● What you need to do
Each entry below is to be transcribed exactly.

● Data shown
______

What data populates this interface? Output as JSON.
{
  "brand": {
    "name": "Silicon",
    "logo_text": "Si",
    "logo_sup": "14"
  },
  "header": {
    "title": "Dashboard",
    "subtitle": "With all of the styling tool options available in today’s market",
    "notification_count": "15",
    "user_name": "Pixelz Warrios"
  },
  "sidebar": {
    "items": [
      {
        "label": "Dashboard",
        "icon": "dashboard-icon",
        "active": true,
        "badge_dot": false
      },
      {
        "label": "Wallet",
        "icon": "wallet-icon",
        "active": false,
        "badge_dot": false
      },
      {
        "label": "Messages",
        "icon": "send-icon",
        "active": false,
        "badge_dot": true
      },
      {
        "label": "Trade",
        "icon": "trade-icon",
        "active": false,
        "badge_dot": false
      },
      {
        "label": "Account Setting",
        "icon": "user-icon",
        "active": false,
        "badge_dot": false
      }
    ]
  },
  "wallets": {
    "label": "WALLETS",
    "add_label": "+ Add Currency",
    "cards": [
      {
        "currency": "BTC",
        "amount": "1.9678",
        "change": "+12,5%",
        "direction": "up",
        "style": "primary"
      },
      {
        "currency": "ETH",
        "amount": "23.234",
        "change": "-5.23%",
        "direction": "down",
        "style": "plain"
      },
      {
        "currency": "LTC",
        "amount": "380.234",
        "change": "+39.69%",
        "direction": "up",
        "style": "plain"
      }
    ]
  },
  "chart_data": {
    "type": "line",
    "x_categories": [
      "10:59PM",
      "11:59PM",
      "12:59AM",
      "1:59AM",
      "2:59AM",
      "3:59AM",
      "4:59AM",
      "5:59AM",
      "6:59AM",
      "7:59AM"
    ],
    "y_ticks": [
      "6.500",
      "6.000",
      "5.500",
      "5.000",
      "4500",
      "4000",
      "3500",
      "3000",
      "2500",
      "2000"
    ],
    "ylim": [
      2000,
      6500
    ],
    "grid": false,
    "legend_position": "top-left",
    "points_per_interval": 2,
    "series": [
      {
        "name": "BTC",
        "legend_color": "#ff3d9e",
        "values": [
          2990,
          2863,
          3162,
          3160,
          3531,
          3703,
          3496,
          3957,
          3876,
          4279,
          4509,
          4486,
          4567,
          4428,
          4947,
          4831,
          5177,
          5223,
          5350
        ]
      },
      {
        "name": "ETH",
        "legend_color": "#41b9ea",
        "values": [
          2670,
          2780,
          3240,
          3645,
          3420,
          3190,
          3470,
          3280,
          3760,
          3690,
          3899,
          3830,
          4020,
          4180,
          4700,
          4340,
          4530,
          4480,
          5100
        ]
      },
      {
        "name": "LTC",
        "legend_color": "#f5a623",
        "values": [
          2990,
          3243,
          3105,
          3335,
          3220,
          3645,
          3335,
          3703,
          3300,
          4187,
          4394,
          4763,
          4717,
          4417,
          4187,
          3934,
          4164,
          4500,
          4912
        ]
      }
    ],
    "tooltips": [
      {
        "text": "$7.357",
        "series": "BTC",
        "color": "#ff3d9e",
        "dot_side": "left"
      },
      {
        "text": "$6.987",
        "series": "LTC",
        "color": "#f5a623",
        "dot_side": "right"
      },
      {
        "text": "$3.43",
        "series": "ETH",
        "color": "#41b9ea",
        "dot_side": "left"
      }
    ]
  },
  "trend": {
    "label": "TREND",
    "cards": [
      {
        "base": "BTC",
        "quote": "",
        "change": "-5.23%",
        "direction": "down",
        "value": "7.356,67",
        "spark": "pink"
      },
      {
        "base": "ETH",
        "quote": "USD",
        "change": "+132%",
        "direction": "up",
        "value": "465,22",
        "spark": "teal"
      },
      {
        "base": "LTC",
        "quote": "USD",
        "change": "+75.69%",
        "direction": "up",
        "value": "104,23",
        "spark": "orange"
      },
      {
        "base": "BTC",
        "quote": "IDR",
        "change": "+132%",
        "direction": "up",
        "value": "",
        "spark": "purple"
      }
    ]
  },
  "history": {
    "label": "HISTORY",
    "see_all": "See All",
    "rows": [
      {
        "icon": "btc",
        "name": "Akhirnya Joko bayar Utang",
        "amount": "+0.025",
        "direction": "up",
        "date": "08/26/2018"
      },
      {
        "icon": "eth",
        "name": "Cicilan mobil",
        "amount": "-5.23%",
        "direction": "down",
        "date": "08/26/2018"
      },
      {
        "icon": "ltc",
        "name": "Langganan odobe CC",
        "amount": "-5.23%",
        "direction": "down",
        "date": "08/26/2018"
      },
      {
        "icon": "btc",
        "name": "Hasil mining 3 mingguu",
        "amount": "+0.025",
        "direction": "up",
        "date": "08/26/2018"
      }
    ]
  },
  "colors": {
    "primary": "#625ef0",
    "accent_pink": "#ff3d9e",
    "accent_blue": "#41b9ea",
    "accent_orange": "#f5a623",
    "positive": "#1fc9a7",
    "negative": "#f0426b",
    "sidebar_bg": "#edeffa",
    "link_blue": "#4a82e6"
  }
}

______

● Exercise result
What data populates this interface? Output as JSON.
{
  "brand": {
    "name": "Silicon",
    "logo_text": "Si",
    "logo_sup": "14"
  },
  "header": {
    "title": "Dashboard",
    "subtitle": "With all of the styling tool options available in today’s market",
    "notification_count": "15",
    "user_name": "Pixelz Warrios"
  },
  "sidebar": {
    "items": [
      {
        "label": "Dashboard",
        "icon": "dashboard-icon",
        "active": true,
        "badge_dot": false
      },
      {
        "label": "Wallet",
        "icon": "wallet-icon",
        "active": false,
        "badge_dot": false
      },
      {
        "label": "Messages",
        "icon": "send-icon",
        "active": false,
        "badge_dot": true
      },
      {
        "label": "Trade",
        "icon": "trade-icon",
        "active": false,
        "badge_dot": false
      },
      {
        "label": "Account Setting",
        "icon": "user-icon",
        "active": false,
        "badge_dot": false
      }
    ]
  },
  "wallets": {
    "label": "WALLETS",
    "add_label": "+ Add Currency",
    "cards": [
      {
        "currency": "BTC",
        "amount": "1.9678",
        "change": "+12,5%",
        "direction": "up",
        "style": "primary"
      },
      {
        "currency": "ETH",
        "amount": "23.234",
        "change": "-5.23%",
        "direction": "down",
        "style": "plain"
      },
      {
        "currency": "LTC",
        "amount": "380.234",
        "change": "+39.69%",
        "direction": "up",
        "style": "plain"
      }
    ]
  },
  "chart_data": {
    "type": "line",
    "x_categories": [
      "10:59PM",
      "11:59PM",
      "12:59AM",
      "1:59AM",
      "2:59AM",
      "3:59AM",
      "4:59AM",
      "5:59AM",
      "6:59AM",
      "7:59AM"
    ],
    "y_ticks": [
      "6.500",
      "6.000",
      "5.500",
      "5.000",
      "4500",
      "4000",
      "3500",
      "3000",
      "2500",
      "2000"
    ],
    "ylim": [
      2000,
      6500
    ],
    "grid": false,
    "legend_position": "top-left",
    "points_per_interval": 2,
    "series": [
      {
        "name": "BTC",
        "legend_color": "#ff3d9e",
        "values": [
          2990,
          2863,
          3162,
          3160,
          3531,
          3703,
          3496,
          3957,
          3876,
          4279,
          4509,
          4486,
          4567,
          4428,
          4947,
          4831,
          5177,
          5223,
          5350
        ]
      },
      {
        "name": "ETH",
        "legend_color": "#41b9ea",
        "values": [
          2670,
          2780,
          3240,
          3645,
          3420,
          3190,
          3470,
          3280,
          3760,
          3690,
          3899,
          3830,
          4020,
          4180,
          4700,
          4340,
          4530,
          4480,
          5100
        ]
      },
      {
        "name": "LTC",
        "legend_color": "#f5a623",
        "values": [
          2990,
          3243,
          3105,
          3335,
          3220,
          3645,
          3335,
          3703,
          3300,
          4187,
          4394,
          4763,
          4717,
          4417,
          4187,
          3934,
          4164,
          4500,
          4912
        ]
      }
    ],
    "tooltips": [
      {
        "text": "$7.357",
        "series": "BTC",
        "color": "#ff3d9e",
        "dot_side": "left"
      },
      {
        "text": "$6.987",
        "series": "LTC",
        "color": "#f5a623",
        "dot_side": "right"
      },
      {
        "text": "$3.43",
        "series": "ETH",
        "color": "#41b9ea",
        "dot_side": "left"
      }
    ]
  },
  "trend": {
    "label": "TREND",
    "cards": [
      {
        "base": "BTC",
        "quote": "",
        "change": "-5.23%",
        "direction": "down",
        "value": "7.356,67",
        "spark": "pink"
      },
      {
        "base": "ETH",
        "quote": "USD",
        "change": "+132%",
        "direction": "up",
        "value": "465,22",
        "spark": "teal"
      },
      {
        "base": "LTC",
        "quote": "USD",
        "change": "+75.69%",
        "direction": "up",
        "value": "104,23",
        "spark": "orange"
      },
      {
        "base": "BTC",
        "quote": "IDR",
        "change": "+132%",
        "direction": "up",
        "value": "",
        "spark": "purple"
      }
    ]
  },
  "history": {
    "label": "HISTORY",
    "see_all": "See All",
    "rows": [
      {
        "icon": "btc",
        "name": "Akhirnya Joko bayar Utang",
        "amount": "+0.025",
        "direction": "up",
        "date": "08/26/2018"
      },
      {
        "icon": "eth",
        "name": "Cicilan mobil",
        "amount": "-5.23%",
        "direction": "down",
        "date": "08/26/2018"
      },
      {
        "icon": "ltc",
        "name": "Langganan odobe CC",
        "amount": "-5.23%",
        "direction": "down",
        "date": "08/26/2018"
      },
      {
        "icon": "btc",
        "name": "Hasil mining 3 mingguu",
        "amount": "+0.025",
        "direction": "up",
        "date": "08/26/2018"
      }
    ]
  },
  "colors": {
    "primary": "#625ef0",
    "accent_pink": "#ff3d9e",
    "accent_blue": "#41b9ea",
    "accent_orange": "#f5a623",
    "positive": "#1fc9a7",
    "negative": "#f0426b",
    "sidebar_bg": "#edeffa",
    "link_blue": "#4a82e6"
  }
}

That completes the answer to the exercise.